----- Record list
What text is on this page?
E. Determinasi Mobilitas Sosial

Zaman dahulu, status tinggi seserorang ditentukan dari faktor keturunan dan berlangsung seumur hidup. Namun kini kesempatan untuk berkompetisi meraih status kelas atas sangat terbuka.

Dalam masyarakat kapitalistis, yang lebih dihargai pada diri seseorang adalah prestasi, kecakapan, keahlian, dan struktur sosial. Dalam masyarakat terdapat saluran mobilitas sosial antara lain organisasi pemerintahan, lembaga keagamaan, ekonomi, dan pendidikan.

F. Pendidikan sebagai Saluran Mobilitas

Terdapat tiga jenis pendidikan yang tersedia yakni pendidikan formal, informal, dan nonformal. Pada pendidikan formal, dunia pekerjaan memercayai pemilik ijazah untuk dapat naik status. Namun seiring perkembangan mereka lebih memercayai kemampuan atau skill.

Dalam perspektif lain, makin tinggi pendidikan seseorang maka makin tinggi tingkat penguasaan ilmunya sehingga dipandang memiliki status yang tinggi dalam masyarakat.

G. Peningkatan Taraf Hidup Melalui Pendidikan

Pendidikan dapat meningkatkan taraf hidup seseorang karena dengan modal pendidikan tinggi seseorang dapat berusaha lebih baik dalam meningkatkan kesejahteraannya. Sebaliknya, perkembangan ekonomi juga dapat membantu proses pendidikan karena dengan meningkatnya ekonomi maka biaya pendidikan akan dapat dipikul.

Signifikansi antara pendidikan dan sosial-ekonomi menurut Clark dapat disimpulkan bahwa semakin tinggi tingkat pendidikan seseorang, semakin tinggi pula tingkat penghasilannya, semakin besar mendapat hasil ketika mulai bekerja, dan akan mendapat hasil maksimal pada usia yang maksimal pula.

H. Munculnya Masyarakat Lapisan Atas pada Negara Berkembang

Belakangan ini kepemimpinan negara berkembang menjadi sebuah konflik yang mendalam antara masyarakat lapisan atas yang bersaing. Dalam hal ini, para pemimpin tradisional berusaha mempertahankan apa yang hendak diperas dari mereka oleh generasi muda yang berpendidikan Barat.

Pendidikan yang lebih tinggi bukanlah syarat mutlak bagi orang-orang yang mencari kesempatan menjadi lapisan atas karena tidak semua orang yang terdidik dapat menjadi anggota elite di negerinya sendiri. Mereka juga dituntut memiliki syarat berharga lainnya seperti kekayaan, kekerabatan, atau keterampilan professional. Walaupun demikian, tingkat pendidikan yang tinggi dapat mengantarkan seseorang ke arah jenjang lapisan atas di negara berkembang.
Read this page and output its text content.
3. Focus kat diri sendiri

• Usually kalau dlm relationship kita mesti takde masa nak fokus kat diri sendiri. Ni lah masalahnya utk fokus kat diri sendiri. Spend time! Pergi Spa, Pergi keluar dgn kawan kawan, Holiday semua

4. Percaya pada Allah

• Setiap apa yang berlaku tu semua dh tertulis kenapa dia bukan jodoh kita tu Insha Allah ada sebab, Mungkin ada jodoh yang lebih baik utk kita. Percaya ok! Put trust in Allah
----------
■ Aim of the exercise: Retype the entries exactly, including every line.

■ Written answer:
What text is on this page?
E. Determinasi Mobilitas Sosial

Zaman dahulu, status tinggi seserorang ditentukan dari faktor keturunan dan berlangsung seumur hidup. Namun kini kesempatan untuk berkompetisi meraih status kelas atas sangat terbuka.

Dalam masyarakat kapitalistis, yang lebih dihargai pada diri seseorang adalah prestasi, kecakapan, keahlian, dan struktur sosial. Dalam masyarakat terdapat saluran mobilitas sosial antara lain organisasi pemerintahan, lembaga keagamaan, ekonomi, dan pendidikan.

F. Pendidikan sebagai Saluran Mobilitas

Terdapat tiga jenis pendidikan yang tersedia yakni pendidikan formal, informal, dan nonformal. Pada pendidikan formal, dunia pekerjaan memercayai pemilik ijazah untuk dapat naik status. Namun seiring perkembangan mereka lebih memercayai kemampuan atau skill.

Dalam perspektif lain, makin tinggi pendidikan seseorang maka makin tinggi tingkat penguasaan ilmunya sehingga dipandang memiliki status yang tinggi dalam masyarakat.

G. Peningkatan Taraf Hidup Melalui Pendidikan

Pendidikan dapat meningkatkan taraf hidup seseorang karena dengan modal pendidikan tinggi seseorang dapat berusaha lebih baik dalam meningkatkan kesejahteraannya. Sebaliknya, perkembangan ekonomi juga dapat membantu proses pendidikan karena dengan meningkatnya ekonomi maka biaya pendidikan akan dapat dipikul.

Signifikansi antara pendidikan dan sosial-ekonomi menurut Clark dapat disimpulkan bahwa semakin tinggi tingkat pendidikan seseorang, semakin tinggi pula tingkat penghasilannya, semakin besar mendapat hasil ketika mulai bekerja, dan akan mendapat hasil maksimal pada usia yang maksimal pula.

H. Munculnya Masyarakat Lapisan Atas pada Negara Berkembang

Belakangan ini kepemimpinan negara berkembang menjadi sebuah konflik yang mendalam antara masyarakat lapisan atas yang bersaing. Dalam hal ini, para pemimpin tradisional berusaha mempertahankan apa yang hendak diperas dari mereka oleh generasi muda yang berpendidikan Barat.

Pendidikan yang lebih tinggi bukanlah syarat mutlak bagi orang-orang yang mencari kesempatan menjadi lapisan atas karena tidak semua orang yang terdidik dapat menjadi anggota elite di negerinya sendiri. Mereka juga dituntut memiliki syarat berharga lainnya seperti kekayaan, kekerabatan, atau keterampilan professional. Walaupun demikian, tingkat pendidikan yang tinggi dapat mengantarkan seseorang ke arah jenjang lapisan atas di negara berkembang.
Read this page and output its text content.
3. Focus kat diri sendiri

• Usually kalau dlm relationship kita mesti takde masa nak fokus kat diri sendiri. Ni lah masalahnya utk fokus kat diri sendiri. Spend time! Pergi Spa, Pergi keluar dgn kawan kawan, Holiday semua

4. Percaya pada Allah

• Setiap apa yang berlaku tu semua dh tertulis kenapa dia bukan jodoh kita tu Insha Allah ada sebab, Mungkin ada jodoh yang lebih baik utk kita. Percaya ok! Put trust in Allah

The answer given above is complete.